### THE PROBLEM
Write out each line of the material again, word for word.

BEGIN SUPPLIED DATA

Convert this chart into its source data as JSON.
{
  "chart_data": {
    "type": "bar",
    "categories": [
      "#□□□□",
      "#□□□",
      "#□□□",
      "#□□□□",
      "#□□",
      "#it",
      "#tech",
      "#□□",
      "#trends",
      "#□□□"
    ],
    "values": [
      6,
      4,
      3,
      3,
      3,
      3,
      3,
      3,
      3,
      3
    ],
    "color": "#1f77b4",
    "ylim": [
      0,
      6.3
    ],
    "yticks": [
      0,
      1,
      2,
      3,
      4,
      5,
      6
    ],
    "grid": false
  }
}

END SUPPLIED DATA

### SOLUTION FOR THIS TASK
Convert this chart into its source data as JSON.
{
  "chart_data": {
    "type": "bar",
    "categories": [
      "#□□□□",
      "#□□□",
      "#□□□",
      "#□□□□",
      "#□□",
      "#it",
      "#tech",
      "#□□",
      "#trends",
      "#□□□"
    ],
    "values": [
      6,
      4,
      3,
      3,
      3,
      3,
      3,
      3,
      3,
      3
    ],
    "color": "#1f77b4",
    "ylim": [
      0,
      6.3
    ],
    "yticks": [
      0,
      1,
      2,
      3,
      4,
      5,
      6
    ],
    "grid": false
  }
}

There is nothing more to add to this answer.